_DIRECTIVE_
Comb through the entries for "this" and pull out each line that holds it.

***

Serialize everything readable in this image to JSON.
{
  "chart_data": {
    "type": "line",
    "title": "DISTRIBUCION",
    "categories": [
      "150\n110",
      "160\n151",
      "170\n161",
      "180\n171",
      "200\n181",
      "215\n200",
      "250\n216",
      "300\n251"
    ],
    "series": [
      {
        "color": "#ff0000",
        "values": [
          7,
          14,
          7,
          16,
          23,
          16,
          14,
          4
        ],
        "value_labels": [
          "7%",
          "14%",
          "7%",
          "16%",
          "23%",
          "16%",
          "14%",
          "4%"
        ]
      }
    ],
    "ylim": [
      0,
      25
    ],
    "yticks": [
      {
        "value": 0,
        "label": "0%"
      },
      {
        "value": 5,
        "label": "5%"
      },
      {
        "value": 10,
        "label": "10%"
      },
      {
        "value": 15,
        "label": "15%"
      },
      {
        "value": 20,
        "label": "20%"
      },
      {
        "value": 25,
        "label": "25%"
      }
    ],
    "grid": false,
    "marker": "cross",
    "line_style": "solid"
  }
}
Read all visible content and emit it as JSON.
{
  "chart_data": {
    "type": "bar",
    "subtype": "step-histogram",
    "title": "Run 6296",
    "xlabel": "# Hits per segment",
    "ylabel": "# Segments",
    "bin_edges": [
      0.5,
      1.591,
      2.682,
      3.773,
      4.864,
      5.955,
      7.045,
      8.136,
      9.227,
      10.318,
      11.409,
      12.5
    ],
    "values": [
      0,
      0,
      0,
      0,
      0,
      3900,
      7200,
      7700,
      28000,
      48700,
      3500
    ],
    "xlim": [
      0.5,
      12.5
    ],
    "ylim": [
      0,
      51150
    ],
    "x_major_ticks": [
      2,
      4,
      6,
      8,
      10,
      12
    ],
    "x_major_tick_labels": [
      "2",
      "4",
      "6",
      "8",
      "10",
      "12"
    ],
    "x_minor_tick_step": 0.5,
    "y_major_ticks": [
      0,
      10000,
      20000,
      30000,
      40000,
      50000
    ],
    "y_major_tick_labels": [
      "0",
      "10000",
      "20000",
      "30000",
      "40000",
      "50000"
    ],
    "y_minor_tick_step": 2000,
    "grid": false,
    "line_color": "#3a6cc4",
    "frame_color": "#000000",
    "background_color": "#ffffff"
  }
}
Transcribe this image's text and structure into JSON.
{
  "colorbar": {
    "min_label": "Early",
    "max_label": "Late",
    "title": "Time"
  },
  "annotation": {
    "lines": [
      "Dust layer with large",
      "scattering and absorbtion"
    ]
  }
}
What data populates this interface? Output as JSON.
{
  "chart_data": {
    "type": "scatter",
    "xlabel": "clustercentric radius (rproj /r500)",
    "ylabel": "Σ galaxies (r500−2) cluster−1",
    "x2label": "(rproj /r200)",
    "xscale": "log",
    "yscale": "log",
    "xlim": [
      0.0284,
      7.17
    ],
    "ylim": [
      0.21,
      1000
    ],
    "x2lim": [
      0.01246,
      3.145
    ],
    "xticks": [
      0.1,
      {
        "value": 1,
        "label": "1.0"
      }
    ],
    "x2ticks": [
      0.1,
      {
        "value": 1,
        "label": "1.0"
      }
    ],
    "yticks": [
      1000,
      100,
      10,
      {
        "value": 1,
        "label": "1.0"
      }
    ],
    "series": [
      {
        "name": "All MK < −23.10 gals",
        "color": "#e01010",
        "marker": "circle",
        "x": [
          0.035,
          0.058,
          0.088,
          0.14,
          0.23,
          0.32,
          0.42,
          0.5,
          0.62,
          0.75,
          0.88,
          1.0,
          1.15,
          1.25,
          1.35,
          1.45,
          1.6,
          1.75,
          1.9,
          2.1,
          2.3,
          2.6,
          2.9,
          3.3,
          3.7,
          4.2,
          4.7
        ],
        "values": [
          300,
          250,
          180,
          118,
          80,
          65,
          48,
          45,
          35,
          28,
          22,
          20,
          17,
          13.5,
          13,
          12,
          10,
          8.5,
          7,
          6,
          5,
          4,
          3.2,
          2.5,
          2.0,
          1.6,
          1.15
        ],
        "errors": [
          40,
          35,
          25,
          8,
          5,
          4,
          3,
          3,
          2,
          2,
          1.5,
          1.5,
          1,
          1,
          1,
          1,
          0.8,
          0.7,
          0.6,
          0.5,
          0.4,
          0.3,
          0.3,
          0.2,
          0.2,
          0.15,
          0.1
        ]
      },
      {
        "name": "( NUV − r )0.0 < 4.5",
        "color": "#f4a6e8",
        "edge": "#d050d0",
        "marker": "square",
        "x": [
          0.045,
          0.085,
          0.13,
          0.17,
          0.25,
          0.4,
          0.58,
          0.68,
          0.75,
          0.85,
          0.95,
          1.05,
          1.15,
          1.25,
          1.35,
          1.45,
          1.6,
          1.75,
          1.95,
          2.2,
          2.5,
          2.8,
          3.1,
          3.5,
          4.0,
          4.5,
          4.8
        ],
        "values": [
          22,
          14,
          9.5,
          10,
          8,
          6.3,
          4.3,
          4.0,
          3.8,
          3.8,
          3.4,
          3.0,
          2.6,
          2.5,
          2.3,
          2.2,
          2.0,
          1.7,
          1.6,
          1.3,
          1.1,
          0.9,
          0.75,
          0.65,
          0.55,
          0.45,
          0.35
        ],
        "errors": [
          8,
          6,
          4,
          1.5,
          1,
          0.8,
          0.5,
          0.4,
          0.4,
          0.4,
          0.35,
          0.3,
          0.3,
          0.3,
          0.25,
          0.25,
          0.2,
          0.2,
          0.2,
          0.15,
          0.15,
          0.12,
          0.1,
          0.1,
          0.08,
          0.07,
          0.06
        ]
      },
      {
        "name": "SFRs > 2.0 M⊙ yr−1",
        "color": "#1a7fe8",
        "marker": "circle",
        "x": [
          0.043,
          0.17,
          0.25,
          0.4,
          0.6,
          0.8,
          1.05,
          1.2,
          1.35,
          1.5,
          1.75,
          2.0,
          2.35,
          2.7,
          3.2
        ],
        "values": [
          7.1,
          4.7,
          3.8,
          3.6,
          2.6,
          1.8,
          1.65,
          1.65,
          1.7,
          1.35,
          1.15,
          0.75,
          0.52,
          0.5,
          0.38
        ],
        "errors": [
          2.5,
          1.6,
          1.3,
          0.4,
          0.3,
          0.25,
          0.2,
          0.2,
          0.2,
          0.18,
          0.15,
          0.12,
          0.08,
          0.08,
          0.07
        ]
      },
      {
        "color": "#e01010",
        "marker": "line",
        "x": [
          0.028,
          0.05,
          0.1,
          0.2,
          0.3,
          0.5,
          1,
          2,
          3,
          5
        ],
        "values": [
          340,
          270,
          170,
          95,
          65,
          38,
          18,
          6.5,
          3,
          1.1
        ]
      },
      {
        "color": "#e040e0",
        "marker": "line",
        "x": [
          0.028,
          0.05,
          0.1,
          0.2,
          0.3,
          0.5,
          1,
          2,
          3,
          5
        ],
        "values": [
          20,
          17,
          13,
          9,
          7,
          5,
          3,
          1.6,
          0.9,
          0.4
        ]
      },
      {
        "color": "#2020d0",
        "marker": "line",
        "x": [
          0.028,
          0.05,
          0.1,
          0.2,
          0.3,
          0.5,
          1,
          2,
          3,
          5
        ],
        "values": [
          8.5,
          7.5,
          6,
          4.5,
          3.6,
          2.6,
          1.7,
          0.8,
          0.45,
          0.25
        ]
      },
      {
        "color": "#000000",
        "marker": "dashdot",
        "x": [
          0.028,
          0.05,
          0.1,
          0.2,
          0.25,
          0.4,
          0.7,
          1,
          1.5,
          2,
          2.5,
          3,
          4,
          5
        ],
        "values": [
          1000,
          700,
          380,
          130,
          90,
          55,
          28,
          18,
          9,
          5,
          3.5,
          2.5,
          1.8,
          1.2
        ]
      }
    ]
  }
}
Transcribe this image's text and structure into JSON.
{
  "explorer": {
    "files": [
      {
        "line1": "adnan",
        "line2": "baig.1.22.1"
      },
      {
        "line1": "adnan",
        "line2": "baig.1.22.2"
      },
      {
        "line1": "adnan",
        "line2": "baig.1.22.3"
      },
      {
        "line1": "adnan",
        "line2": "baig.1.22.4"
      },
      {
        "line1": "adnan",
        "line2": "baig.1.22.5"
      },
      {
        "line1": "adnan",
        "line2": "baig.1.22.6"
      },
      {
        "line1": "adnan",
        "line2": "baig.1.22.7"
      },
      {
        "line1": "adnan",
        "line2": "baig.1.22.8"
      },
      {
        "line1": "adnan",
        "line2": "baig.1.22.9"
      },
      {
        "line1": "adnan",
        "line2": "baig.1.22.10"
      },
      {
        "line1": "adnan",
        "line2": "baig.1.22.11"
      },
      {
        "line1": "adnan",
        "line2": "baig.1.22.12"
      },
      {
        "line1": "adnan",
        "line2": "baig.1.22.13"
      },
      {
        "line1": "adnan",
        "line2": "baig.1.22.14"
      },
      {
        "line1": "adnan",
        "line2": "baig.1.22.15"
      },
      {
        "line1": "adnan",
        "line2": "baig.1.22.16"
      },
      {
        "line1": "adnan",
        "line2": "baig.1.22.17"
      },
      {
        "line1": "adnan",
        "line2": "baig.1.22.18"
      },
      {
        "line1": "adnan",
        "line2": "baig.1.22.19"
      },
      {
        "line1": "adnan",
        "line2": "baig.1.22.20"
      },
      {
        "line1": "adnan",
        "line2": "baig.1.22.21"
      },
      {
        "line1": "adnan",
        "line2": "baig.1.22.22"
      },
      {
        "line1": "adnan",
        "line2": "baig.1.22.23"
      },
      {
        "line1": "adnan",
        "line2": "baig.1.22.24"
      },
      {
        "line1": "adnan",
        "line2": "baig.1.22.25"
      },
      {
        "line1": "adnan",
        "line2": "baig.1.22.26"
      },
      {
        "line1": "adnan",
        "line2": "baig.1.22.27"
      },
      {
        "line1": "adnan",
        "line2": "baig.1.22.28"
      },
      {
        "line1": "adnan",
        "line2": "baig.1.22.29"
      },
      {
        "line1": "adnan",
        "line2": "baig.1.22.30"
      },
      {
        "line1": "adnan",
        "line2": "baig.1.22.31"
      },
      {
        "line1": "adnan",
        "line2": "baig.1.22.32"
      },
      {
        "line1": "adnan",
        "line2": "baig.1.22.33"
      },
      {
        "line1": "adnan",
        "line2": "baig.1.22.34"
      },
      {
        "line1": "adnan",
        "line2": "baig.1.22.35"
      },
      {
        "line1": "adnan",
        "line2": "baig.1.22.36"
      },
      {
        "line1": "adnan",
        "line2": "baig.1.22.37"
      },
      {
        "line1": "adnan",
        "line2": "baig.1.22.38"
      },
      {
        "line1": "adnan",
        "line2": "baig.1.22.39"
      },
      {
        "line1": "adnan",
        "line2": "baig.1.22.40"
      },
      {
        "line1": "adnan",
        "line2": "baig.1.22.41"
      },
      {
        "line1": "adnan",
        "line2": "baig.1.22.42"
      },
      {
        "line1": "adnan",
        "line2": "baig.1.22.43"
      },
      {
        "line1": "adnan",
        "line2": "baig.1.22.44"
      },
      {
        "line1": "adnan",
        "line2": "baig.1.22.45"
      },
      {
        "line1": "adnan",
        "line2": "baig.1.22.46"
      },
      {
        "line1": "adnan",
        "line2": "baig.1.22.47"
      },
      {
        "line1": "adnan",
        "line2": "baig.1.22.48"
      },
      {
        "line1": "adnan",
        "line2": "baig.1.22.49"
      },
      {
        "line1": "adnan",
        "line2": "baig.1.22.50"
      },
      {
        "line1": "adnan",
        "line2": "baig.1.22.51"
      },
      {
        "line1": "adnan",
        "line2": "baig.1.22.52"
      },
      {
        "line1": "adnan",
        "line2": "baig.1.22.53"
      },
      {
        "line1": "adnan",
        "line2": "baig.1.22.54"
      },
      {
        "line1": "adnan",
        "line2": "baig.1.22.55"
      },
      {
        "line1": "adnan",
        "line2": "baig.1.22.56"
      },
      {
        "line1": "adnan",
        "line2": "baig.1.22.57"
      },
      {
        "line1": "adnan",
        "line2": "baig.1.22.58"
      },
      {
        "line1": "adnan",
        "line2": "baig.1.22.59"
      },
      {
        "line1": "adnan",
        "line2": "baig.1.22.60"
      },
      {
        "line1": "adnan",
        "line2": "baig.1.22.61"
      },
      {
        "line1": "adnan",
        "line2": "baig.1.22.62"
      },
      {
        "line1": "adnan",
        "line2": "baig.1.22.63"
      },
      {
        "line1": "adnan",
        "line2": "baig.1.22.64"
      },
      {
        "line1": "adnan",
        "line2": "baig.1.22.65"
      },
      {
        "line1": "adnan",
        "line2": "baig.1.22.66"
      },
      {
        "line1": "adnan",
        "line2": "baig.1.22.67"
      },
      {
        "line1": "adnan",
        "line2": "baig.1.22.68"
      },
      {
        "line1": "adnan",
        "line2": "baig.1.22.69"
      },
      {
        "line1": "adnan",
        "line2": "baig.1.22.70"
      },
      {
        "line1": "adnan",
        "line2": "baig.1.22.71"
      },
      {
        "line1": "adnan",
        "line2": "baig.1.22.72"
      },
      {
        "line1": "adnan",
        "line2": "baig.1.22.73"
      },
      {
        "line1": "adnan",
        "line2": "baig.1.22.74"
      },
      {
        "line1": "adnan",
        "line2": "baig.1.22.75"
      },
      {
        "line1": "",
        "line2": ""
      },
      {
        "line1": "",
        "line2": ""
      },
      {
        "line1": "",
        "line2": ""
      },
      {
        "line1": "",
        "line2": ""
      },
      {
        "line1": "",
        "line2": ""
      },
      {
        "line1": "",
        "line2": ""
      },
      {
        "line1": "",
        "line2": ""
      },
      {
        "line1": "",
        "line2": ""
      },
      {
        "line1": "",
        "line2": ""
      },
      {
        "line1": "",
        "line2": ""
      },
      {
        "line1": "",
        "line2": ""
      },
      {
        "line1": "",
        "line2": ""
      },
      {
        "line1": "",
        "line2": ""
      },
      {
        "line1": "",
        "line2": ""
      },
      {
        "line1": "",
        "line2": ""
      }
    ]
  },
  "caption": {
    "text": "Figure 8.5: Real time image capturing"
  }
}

***

_TASK RESPONSE_
Serialize everything readable in this image to JSON.
Transcribe this image's text and structure into JSON.
What data populates this interface? Output as JSON.
Transcribe this image's text and structure into JSON.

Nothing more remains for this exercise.